DATA –
·····

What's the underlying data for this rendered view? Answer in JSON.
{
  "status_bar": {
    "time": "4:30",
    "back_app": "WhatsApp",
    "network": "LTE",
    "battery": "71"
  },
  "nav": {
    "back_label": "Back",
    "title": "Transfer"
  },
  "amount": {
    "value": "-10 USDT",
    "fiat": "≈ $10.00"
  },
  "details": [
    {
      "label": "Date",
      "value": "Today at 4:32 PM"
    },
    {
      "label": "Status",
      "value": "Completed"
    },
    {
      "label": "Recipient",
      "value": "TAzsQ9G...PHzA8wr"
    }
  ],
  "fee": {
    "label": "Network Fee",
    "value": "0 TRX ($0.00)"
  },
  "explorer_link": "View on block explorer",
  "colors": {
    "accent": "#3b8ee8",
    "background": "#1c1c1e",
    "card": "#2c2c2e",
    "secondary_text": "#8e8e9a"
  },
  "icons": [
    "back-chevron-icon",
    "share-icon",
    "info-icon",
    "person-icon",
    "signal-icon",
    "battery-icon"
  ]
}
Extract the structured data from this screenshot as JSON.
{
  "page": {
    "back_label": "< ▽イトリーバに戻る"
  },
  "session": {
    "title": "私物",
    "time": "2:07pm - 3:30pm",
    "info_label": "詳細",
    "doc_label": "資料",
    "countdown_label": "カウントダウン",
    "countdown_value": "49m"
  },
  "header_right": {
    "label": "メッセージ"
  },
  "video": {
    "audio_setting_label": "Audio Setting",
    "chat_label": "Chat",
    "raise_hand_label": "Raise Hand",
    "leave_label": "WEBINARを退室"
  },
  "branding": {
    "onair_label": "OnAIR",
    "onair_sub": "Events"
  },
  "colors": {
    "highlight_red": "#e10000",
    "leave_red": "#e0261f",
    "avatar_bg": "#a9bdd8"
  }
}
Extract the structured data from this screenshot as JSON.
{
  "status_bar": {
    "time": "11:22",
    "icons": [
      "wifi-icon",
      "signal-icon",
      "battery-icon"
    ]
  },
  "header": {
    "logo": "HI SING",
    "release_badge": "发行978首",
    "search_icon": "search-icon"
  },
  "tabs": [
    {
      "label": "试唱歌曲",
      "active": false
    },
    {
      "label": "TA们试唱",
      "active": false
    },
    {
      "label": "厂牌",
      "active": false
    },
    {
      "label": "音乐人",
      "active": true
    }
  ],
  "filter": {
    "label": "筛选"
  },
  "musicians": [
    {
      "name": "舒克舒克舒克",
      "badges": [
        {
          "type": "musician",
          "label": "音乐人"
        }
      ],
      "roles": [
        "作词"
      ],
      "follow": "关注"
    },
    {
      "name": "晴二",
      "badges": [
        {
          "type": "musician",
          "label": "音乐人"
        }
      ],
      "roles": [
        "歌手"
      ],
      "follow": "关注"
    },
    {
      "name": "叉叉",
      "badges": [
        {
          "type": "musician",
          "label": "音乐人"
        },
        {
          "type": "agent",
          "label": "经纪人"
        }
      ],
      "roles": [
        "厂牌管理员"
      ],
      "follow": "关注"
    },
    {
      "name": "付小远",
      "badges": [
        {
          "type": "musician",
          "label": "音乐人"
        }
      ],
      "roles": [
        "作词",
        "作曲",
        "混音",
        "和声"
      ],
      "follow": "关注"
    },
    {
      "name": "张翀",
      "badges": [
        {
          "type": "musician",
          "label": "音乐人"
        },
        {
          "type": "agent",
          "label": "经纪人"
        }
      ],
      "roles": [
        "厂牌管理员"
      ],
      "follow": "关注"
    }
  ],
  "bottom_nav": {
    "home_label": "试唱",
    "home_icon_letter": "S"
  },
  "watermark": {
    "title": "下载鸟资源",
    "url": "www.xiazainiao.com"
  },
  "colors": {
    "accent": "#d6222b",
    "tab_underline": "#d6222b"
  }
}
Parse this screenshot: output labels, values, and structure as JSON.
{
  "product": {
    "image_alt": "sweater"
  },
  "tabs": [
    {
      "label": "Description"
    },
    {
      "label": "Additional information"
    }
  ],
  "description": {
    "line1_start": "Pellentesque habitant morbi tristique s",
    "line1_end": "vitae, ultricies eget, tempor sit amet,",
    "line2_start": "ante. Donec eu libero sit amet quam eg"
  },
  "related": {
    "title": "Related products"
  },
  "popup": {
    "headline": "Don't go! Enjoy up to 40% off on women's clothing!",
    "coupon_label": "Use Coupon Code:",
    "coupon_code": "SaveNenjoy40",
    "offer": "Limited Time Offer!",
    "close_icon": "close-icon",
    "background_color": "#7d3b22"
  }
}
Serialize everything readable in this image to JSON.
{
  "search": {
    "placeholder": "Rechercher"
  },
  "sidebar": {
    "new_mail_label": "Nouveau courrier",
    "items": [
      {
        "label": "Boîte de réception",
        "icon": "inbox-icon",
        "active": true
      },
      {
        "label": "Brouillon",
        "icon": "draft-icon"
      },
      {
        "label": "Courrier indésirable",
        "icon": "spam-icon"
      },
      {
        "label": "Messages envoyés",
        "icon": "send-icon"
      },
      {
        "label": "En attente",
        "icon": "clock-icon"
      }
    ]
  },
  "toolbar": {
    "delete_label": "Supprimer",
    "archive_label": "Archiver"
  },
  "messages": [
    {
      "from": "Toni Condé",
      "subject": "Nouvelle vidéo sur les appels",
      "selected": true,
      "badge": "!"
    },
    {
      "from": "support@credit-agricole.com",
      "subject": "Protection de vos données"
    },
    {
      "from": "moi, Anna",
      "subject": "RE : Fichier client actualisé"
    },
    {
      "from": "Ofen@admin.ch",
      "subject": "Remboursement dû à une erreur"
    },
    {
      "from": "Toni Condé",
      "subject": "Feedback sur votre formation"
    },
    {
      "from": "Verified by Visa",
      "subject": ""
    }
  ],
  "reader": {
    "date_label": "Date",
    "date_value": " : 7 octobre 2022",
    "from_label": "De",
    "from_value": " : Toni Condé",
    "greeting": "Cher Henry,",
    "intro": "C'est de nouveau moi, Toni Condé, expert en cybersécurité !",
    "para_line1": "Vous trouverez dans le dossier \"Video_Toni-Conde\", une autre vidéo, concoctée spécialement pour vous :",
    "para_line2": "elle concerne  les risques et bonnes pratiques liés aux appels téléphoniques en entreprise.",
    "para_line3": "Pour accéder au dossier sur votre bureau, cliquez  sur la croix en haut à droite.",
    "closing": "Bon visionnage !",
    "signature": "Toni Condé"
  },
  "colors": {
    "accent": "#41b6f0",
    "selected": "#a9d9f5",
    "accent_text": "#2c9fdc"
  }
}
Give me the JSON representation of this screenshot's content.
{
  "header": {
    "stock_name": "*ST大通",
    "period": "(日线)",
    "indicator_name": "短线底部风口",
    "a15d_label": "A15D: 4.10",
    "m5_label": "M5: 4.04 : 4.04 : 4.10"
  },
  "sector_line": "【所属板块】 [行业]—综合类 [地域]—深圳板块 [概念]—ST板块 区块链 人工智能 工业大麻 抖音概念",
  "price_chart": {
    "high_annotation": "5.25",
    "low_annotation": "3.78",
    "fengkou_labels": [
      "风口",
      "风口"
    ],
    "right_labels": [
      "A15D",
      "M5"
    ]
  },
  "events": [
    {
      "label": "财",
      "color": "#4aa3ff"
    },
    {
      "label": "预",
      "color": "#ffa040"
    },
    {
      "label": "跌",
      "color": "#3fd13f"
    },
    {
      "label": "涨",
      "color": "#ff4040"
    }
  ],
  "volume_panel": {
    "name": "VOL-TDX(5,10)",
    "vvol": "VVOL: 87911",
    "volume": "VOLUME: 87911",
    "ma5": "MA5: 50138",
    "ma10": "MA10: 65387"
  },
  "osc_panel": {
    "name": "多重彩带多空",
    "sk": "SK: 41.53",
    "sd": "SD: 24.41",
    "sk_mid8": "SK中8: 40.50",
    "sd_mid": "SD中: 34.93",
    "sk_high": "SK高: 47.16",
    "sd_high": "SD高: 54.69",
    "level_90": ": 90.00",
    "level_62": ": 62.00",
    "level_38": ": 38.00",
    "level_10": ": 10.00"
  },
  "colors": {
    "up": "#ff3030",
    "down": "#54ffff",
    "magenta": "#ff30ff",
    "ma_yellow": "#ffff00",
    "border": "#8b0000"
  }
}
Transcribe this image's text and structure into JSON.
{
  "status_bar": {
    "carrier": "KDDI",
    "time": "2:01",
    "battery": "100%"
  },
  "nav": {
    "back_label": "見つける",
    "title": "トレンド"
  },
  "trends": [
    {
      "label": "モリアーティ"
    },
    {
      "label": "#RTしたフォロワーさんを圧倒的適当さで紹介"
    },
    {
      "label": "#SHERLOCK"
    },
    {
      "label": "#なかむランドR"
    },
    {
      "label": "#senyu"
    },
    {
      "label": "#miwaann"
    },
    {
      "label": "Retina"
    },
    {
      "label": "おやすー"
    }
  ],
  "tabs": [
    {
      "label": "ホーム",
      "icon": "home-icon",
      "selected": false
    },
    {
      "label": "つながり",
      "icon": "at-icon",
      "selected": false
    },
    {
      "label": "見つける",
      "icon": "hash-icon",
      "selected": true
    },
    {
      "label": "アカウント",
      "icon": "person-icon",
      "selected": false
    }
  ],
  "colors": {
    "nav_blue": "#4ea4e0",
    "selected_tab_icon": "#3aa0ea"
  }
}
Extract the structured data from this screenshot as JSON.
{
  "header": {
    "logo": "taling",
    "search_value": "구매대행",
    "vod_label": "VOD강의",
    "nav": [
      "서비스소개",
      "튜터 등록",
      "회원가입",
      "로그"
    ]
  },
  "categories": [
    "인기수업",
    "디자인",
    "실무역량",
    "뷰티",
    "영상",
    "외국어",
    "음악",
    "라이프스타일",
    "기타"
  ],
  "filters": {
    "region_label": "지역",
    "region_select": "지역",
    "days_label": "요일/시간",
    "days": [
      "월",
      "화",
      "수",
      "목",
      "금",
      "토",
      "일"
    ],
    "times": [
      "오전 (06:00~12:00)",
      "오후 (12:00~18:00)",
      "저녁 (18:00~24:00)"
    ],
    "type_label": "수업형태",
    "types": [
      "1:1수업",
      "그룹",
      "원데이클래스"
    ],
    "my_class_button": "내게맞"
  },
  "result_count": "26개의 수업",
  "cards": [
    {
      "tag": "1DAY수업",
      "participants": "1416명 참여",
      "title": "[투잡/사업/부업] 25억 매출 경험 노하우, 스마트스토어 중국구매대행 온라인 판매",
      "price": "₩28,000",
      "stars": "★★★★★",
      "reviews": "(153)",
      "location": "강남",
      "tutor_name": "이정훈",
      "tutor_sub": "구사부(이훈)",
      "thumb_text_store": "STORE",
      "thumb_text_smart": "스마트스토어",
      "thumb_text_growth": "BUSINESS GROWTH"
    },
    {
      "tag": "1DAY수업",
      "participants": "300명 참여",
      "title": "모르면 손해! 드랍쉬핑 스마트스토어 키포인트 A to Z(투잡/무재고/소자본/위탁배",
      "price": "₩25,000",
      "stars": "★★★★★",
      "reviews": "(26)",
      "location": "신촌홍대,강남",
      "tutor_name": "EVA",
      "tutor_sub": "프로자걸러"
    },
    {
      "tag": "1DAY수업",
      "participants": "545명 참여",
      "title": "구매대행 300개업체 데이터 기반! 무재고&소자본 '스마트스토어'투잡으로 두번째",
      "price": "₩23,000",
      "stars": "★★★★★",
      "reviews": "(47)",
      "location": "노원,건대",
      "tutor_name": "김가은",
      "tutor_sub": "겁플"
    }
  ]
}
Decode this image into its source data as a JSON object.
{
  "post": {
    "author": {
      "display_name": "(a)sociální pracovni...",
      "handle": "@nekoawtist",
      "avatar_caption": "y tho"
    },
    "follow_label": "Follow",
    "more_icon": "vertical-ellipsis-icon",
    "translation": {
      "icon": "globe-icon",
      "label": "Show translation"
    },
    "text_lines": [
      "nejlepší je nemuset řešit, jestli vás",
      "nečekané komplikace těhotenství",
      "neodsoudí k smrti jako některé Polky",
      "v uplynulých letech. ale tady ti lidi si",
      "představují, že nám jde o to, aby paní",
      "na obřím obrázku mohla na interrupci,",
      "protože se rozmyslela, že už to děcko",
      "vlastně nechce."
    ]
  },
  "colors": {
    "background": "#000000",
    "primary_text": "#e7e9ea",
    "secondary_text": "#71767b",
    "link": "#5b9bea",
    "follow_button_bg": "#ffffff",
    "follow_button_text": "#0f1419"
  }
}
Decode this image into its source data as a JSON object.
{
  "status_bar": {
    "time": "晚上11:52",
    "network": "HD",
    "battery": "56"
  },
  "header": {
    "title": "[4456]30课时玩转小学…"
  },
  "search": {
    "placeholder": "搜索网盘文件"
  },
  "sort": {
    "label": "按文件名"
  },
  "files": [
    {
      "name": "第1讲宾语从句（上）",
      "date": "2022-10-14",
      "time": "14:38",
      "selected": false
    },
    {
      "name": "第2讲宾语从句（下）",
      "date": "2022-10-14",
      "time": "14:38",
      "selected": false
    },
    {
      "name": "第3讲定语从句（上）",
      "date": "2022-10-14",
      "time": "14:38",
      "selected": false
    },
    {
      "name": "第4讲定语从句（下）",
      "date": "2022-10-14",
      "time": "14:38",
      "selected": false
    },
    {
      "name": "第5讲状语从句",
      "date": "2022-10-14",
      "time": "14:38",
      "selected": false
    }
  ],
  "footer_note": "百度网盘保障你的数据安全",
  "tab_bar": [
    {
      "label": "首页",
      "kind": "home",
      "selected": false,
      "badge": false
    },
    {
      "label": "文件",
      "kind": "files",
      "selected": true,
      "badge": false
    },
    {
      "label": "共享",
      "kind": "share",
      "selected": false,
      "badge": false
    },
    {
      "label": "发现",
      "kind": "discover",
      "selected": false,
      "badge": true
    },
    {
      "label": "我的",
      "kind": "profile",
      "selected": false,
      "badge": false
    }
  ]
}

·····

INSTRUCTIONS FOR THE TASK – Give the number of lines in the entries that hold the word "kind", and nothing else.

EXERCISE RESULT – 5